:: What the exercise asks ::
Return only the number of lines holding the word "minmax".
— start Given data —
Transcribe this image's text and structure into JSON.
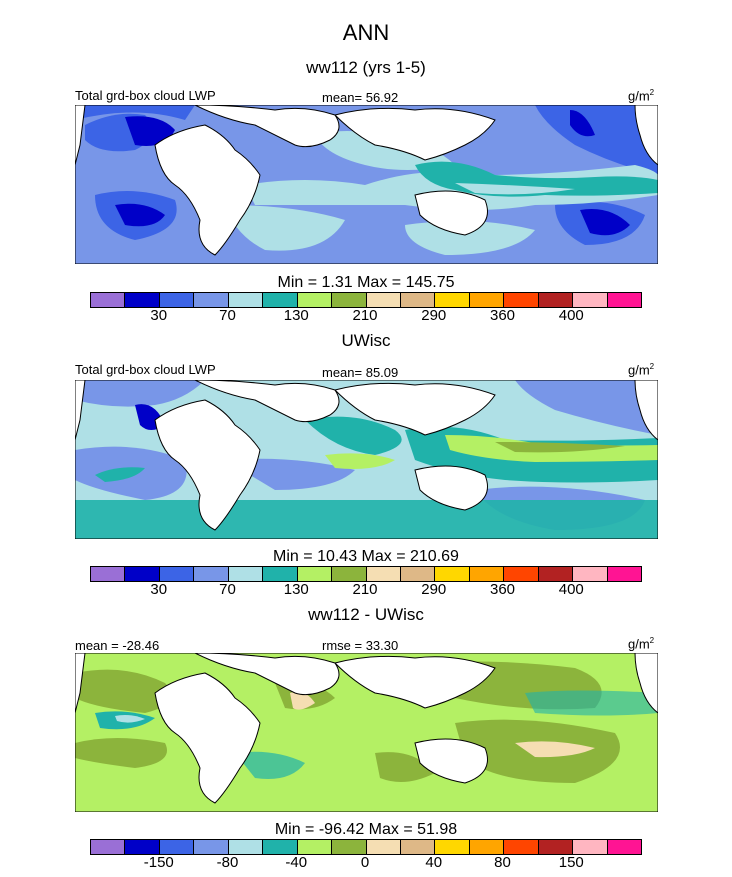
{
  "header": {
    "title": "ANN"
  },
  "chart_data": [
    {
      "type": "heatmap",
      "title": "ww112 (yrs 1-5)",
      "variable": "Total grd-box cloud LWP",
      "mean_label": "mean=  56.92",
      "units": "g/m",
      "units_sup": "2",
      "minmax": "Min =   1.31 Max = 145.75",
      "min": 1.31,
      "max": 145.75,
      "colorbar_ticks": [
        "30",
        "70",
        "130",
        "210",
        "290",
        "360",
        "400"
      ],
      "colorbar_colors": [
        "#9a6fd6",
        "#0000c8",
        "#3c64e6",
        "#7896e8",
        "#afe0e6",
        "#20b2aa",
        "#b4f064",
        "#8cb43c",
        "#f5deb3",
        "#deb887",
        "#ffd700",
        "#ffa500",
        "#ff4500",
        "#b22222",
        "#ffb6c1",
        "#ff1493"
      ]
    },
    {
      "type": "heatmap",
      "title": "UWisc",
      "variable": "Total grd-box cloud LWP",
      "mean_label": "mean=  85.09",
      "units": "g/m",
      "units_sup": "2",
      "minmax": "Min =  10.43 Max = 210.69",
      "min": 10.43,
      "max": 210.69,
      "colorbar_ticks": [
        "30",
        "70",
        "130",
        "210",
        "290",
        "360",
        "400"
      ],
      "colorbar_colors": [
        "#9a6fd6",
        "#0000c8",
        "#3c64e6",
        "#7896e8",
        "#afe0e6",
        "#20b2aa",
        "#b4f064",
        "#8cb43c",
        "#f5deb3",
        "#deb887",
        "#ffd700",
        "#ffa500",
        "#ff4500",
        "#b22222",
        "#ffb6c1",
        "#ff1493"
      ]
    },
    {
      "type": "heatmap",
      "title": "ww112 - UWisc",
      "variable": "",
      "mean_label": "mean = -28.46",
      "rmse_label": "rmse =  33.30",
      "units": "g/m",
      "units_sup": "2",
      "minmax": "Min = -96.42 Max =  51.98",
      "min": -96.42,
      "max": 51.98,
      "colorbar_ticks": [
        "-150",
        "-80",
        "-40",
        "0",
        "40",
        "80",
        "150"
      ],
      "colorbar_colors": [
        "#9a6fd6",
        "#0000c8",
        "#3c64e6",
        "#7896e8",
        "#afe0e6",
        "#20b2aa",
        "#b4f064",
        "#8cb43c",
        "#f5deb3",
        "#deb887",
        "#ffd700",
        "#ffa500",
        "#ff4500",
        "#b22222",
        "#ffb6c1",
        "#ff1493"
      ]
    }
  ]
}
— end Given data —
:: Result for this task ::
3